#### [What to produce]
From the entries below, list each line with "Java".

Data entries
========================================================================

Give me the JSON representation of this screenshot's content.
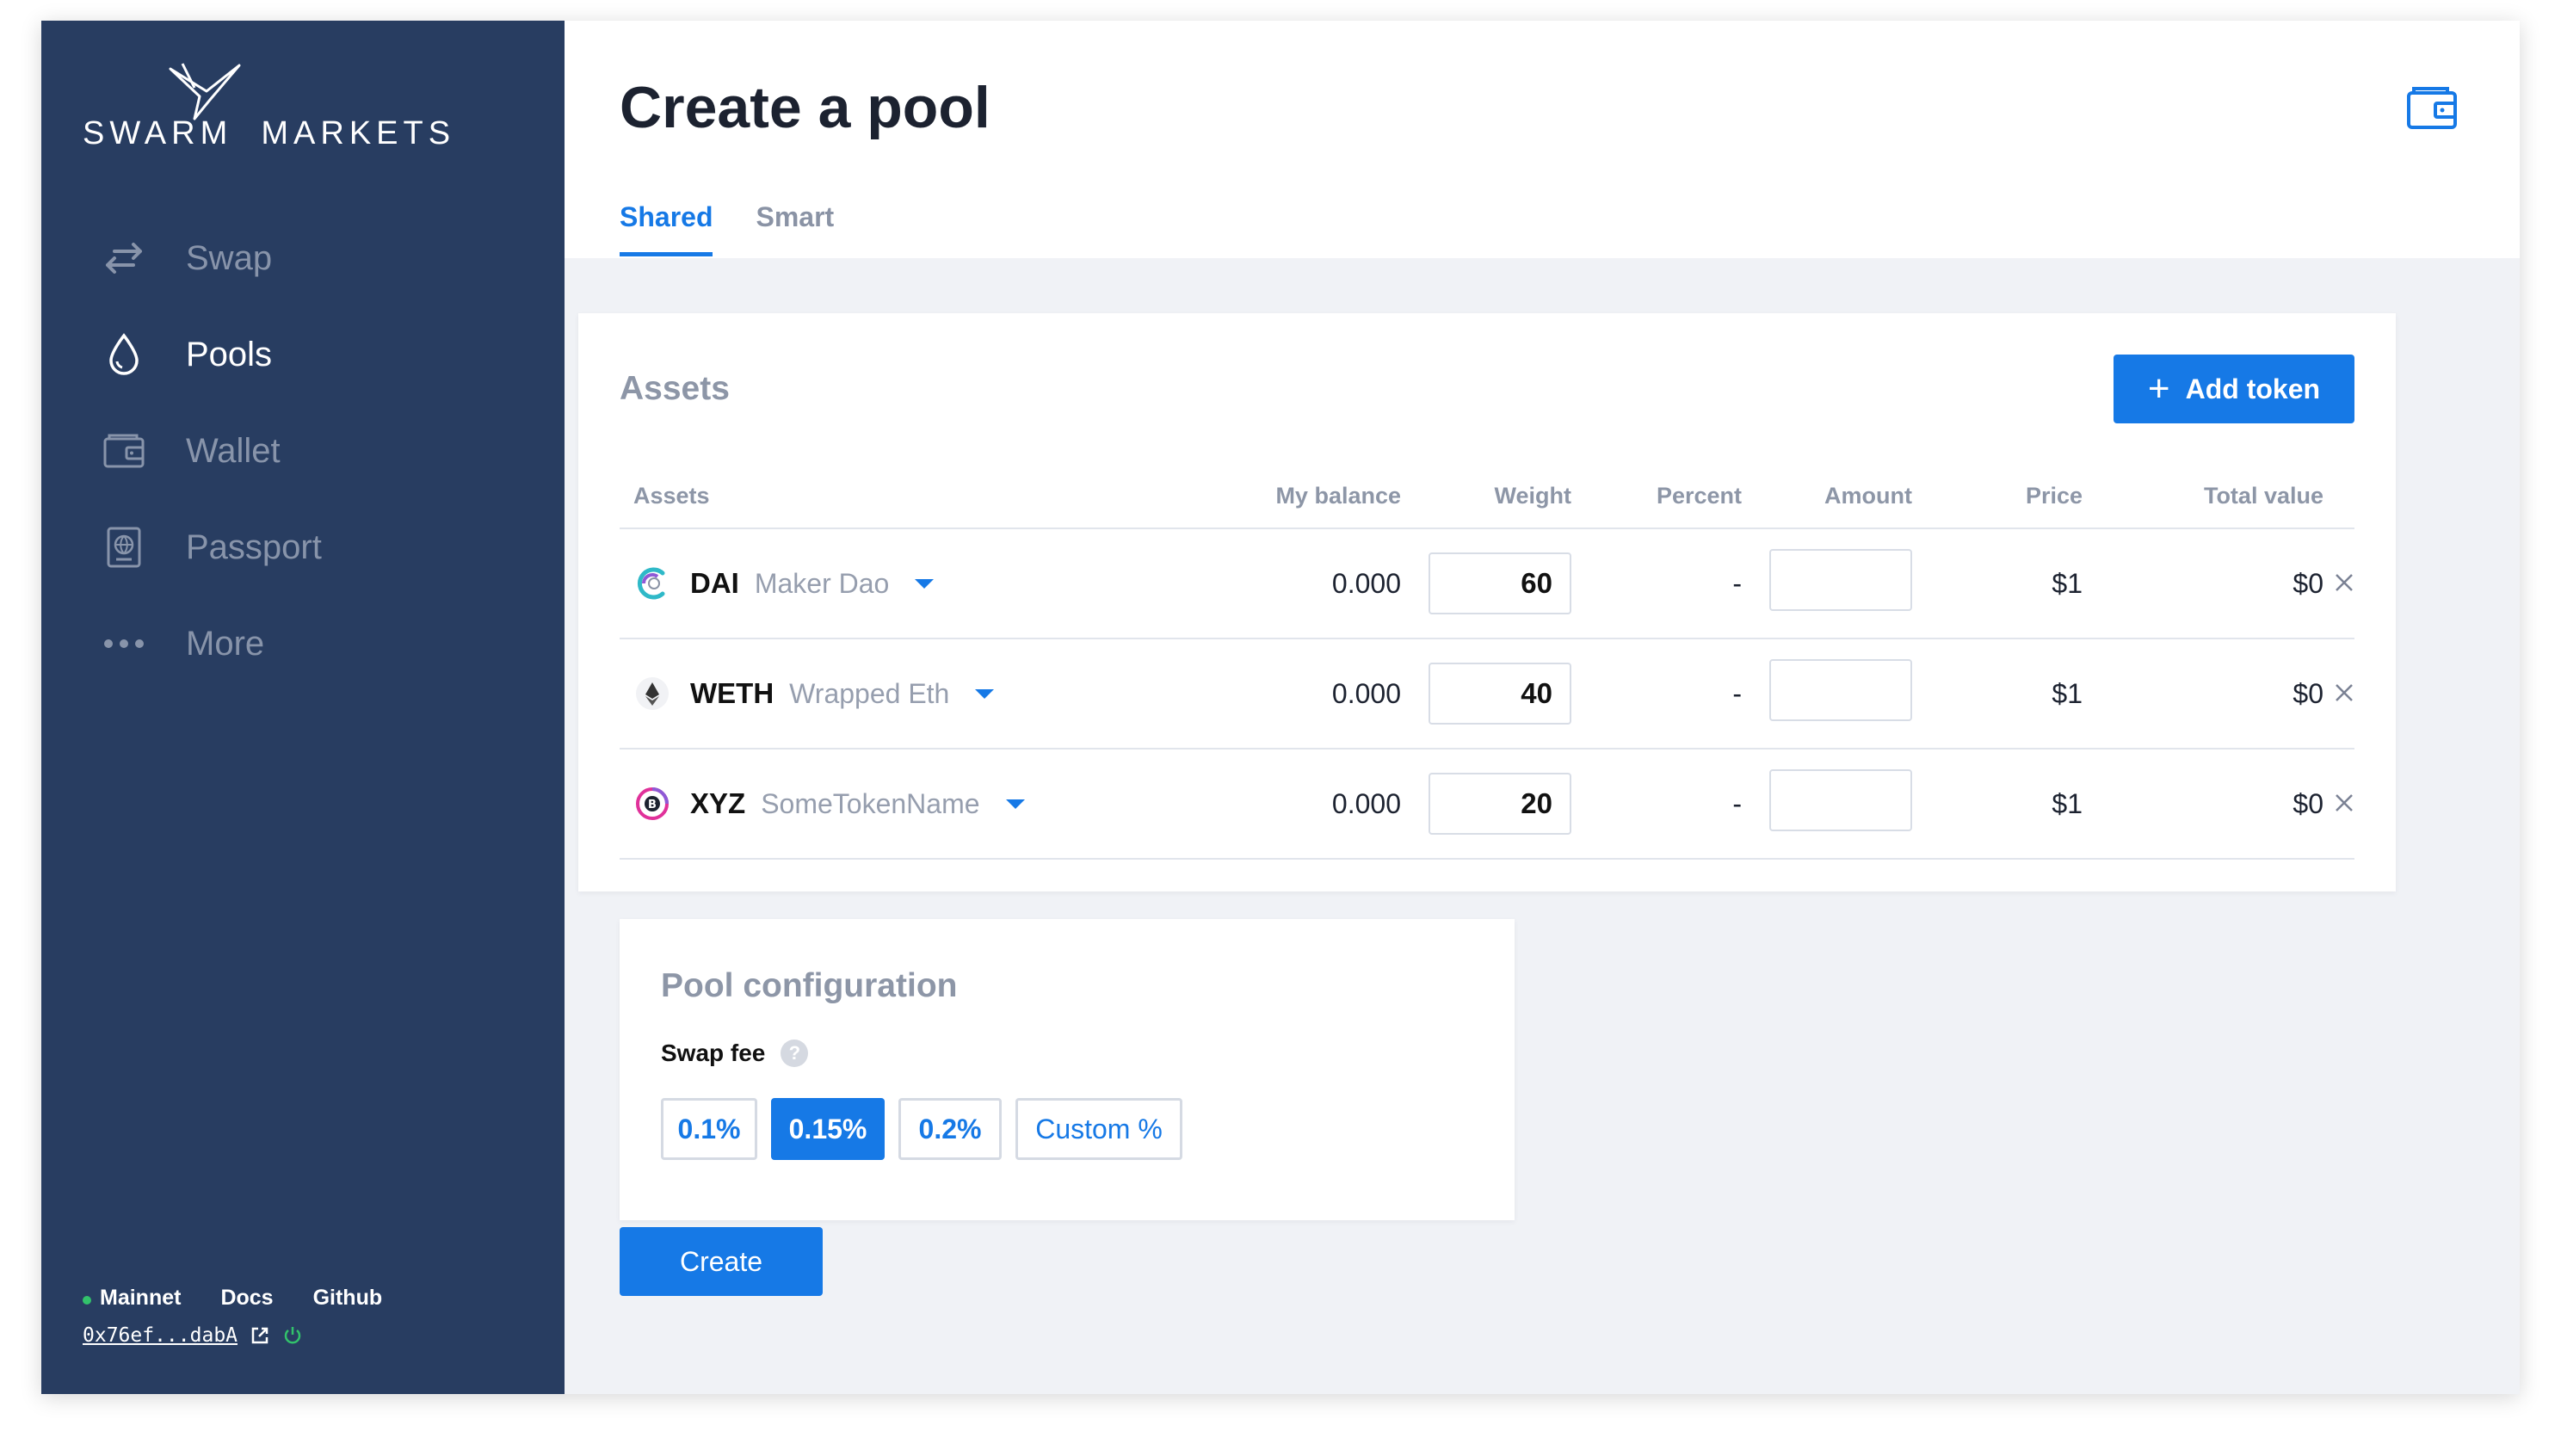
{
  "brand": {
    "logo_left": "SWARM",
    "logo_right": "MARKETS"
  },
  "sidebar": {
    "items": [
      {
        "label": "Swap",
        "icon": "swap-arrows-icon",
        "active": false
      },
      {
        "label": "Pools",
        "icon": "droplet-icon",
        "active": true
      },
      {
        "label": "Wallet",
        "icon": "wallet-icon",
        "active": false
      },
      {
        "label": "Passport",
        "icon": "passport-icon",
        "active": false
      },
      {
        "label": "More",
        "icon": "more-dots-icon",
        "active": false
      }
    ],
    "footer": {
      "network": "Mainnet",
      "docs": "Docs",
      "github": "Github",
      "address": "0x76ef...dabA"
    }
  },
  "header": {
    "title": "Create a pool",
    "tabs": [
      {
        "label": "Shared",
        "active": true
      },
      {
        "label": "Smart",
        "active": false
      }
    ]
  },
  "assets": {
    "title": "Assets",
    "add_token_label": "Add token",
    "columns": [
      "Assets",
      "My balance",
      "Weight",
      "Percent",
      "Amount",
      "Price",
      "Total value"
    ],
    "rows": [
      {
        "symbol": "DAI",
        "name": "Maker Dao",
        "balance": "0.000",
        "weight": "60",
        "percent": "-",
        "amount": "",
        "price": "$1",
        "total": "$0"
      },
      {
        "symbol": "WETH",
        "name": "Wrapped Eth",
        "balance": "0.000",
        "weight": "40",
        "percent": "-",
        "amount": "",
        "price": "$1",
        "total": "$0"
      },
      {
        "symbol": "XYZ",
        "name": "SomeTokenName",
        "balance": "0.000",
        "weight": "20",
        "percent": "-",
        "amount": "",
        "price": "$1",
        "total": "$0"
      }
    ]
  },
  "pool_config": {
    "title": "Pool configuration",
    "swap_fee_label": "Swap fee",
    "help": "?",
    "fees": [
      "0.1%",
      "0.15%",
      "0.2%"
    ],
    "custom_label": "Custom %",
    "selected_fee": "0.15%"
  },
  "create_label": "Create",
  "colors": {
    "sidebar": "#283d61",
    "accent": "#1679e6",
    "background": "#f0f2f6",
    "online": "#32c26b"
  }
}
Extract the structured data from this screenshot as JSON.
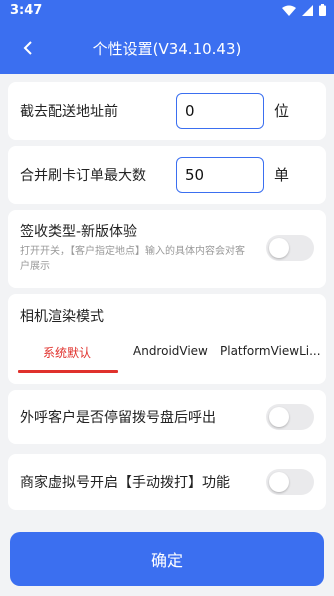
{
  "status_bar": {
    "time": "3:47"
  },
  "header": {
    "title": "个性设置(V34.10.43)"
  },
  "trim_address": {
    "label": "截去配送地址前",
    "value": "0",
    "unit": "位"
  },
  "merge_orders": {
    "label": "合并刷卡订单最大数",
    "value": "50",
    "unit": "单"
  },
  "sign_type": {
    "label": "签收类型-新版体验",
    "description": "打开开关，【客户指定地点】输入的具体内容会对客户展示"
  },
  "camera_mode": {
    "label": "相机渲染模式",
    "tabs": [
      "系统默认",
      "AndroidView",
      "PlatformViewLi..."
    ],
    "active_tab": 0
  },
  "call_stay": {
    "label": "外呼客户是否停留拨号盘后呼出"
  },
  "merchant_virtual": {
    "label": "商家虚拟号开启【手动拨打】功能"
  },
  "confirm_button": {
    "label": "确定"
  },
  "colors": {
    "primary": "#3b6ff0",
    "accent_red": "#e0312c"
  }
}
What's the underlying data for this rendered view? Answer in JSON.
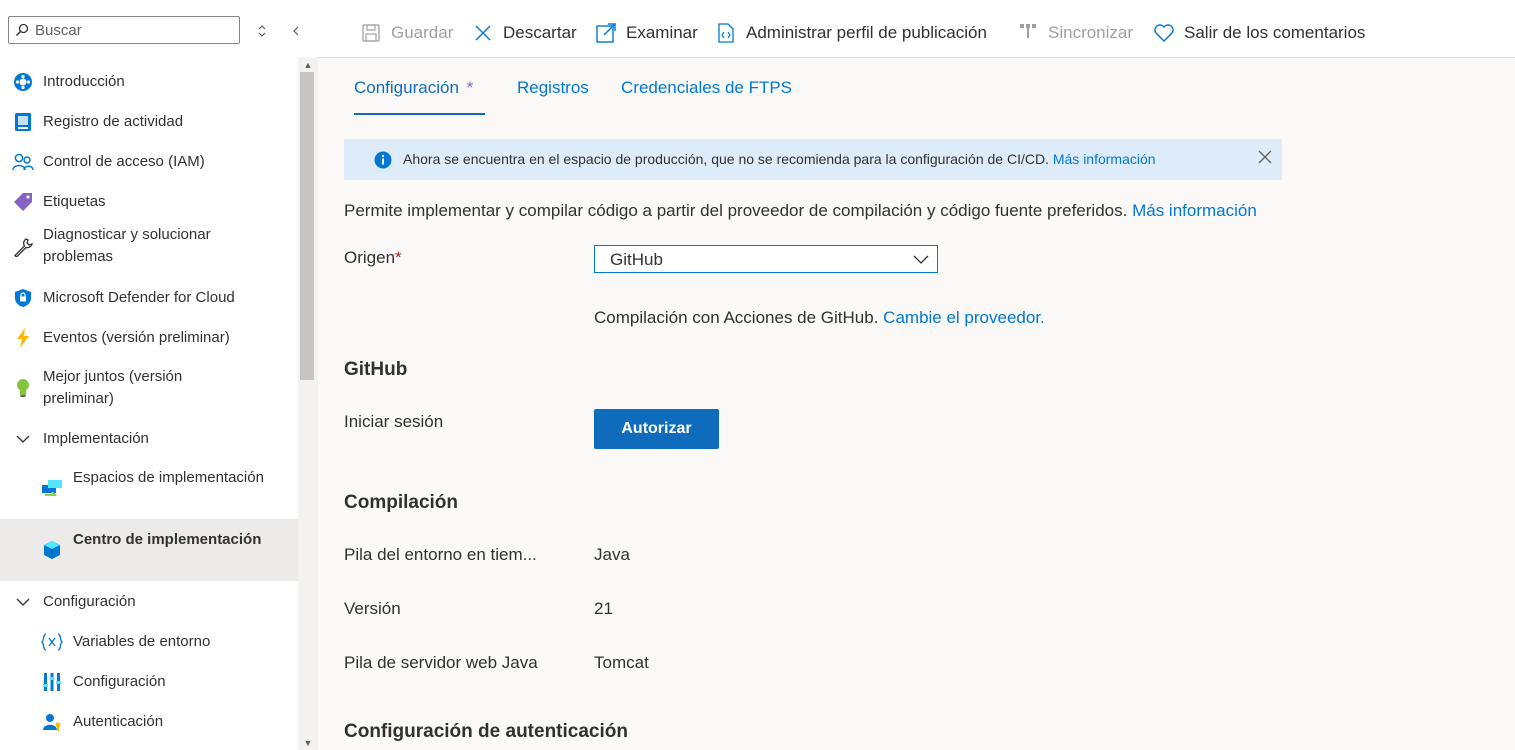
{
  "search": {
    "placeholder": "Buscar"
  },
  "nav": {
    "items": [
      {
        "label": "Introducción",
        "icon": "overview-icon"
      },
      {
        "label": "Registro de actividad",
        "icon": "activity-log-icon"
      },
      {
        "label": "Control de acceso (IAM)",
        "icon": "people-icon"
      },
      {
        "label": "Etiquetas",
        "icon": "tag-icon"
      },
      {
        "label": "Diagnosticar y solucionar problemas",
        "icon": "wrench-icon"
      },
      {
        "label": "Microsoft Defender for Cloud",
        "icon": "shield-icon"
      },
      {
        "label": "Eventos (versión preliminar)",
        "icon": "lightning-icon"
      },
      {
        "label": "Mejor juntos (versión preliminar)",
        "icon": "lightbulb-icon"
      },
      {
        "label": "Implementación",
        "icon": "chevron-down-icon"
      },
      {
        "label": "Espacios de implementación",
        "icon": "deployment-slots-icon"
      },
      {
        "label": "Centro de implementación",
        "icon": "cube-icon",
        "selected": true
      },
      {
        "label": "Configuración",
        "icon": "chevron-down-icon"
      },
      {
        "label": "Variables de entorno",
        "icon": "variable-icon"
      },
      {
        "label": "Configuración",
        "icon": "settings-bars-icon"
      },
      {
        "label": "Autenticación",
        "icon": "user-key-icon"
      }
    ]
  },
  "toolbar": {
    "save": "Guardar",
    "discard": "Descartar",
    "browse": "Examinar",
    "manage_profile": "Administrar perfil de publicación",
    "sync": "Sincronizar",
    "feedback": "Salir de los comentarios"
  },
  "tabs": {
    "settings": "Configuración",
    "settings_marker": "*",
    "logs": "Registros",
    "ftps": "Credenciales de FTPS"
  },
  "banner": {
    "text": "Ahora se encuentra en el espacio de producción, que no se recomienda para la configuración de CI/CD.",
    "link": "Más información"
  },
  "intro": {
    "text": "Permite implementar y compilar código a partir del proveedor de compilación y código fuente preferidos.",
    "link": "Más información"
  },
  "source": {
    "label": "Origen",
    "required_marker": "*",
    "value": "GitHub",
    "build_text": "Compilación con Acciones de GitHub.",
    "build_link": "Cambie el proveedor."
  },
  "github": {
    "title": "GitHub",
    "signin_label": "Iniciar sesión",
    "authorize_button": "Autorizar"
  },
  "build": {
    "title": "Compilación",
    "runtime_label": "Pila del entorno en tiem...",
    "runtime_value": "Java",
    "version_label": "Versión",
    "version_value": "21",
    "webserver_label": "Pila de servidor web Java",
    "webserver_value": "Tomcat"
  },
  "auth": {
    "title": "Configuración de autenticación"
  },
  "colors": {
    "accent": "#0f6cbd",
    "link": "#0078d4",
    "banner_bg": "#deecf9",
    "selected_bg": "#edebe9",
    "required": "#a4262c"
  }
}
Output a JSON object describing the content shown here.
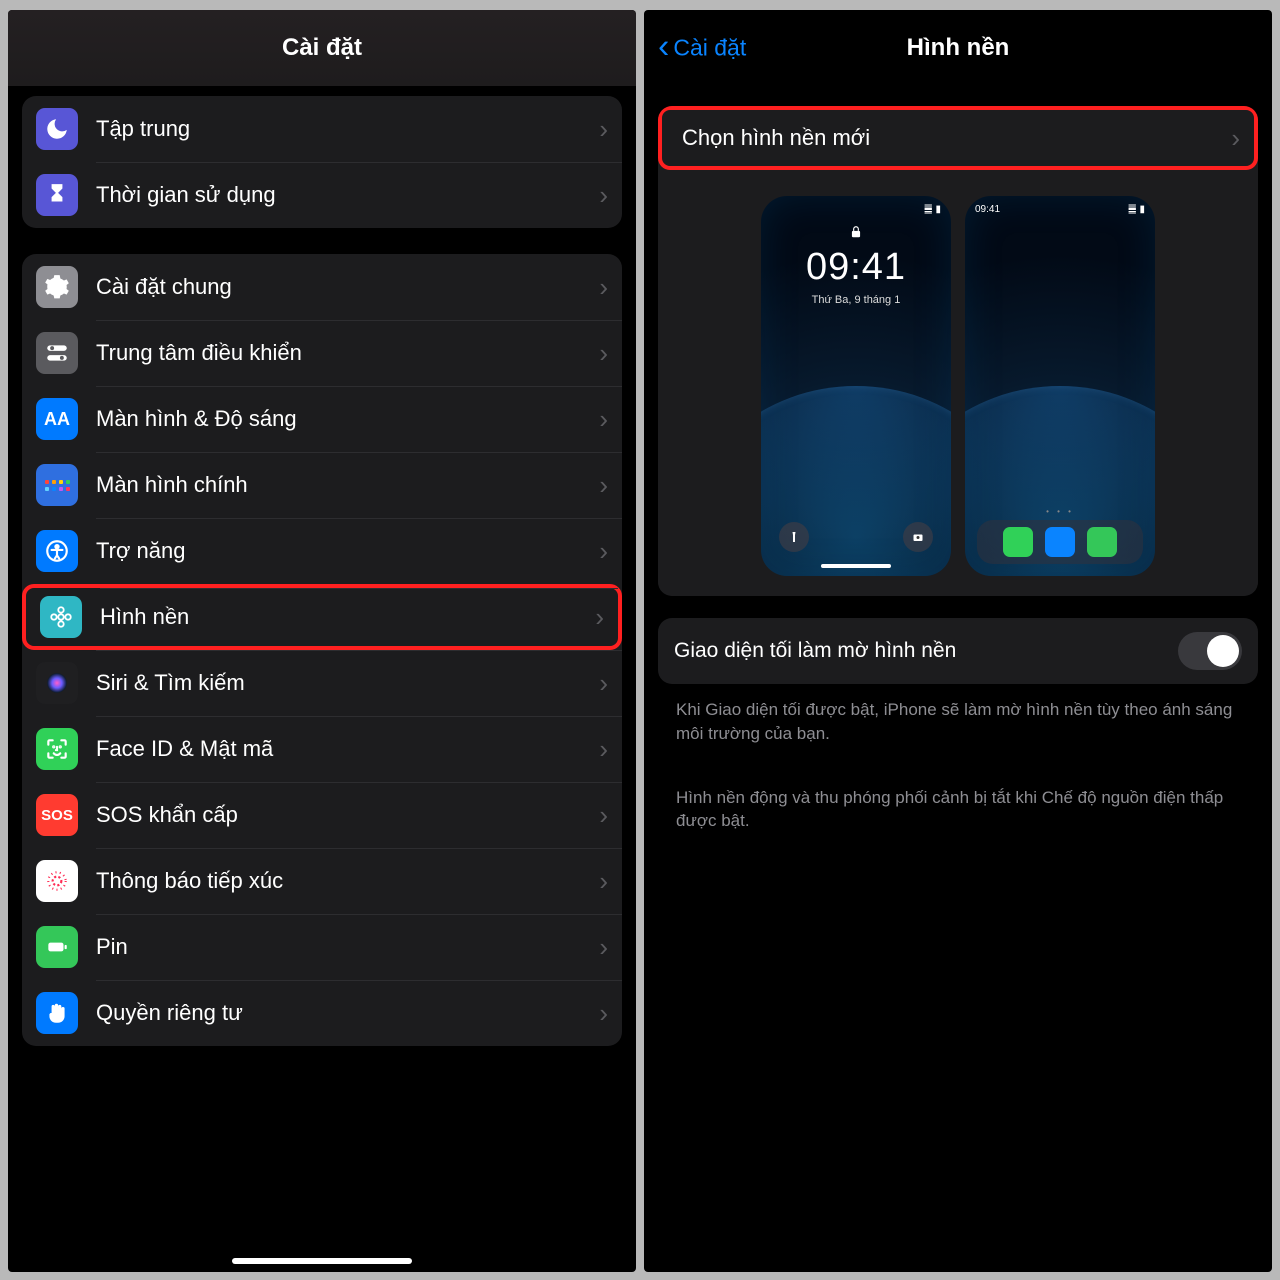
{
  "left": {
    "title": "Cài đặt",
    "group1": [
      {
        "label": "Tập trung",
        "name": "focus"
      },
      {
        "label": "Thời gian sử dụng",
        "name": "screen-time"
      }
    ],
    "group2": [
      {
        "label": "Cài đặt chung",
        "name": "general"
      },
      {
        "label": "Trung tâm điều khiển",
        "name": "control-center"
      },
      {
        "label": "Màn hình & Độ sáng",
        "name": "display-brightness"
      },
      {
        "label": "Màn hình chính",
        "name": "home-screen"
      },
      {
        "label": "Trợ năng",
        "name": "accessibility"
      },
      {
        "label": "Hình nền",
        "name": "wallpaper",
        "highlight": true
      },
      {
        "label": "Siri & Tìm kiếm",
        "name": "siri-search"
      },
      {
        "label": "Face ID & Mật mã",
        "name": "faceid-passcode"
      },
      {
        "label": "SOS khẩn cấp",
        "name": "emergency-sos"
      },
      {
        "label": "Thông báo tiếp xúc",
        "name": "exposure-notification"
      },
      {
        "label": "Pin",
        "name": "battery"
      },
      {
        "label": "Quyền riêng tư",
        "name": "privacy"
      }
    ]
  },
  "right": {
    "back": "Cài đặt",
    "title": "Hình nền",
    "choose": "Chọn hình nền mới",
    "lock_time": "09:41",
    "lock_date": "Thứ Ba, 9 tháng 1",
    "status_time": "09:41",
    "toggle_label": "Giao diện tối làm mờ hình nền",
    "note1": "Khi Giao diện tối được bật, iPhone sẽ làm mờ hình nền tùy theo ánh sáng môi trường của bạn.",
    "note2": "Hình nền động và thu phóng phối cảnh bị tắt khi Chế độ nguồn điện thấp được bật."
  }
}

========================================================================

#### [Written solution]
    "runtime_value": "Java",
    "webserver_label": "Pila de servidor web Java",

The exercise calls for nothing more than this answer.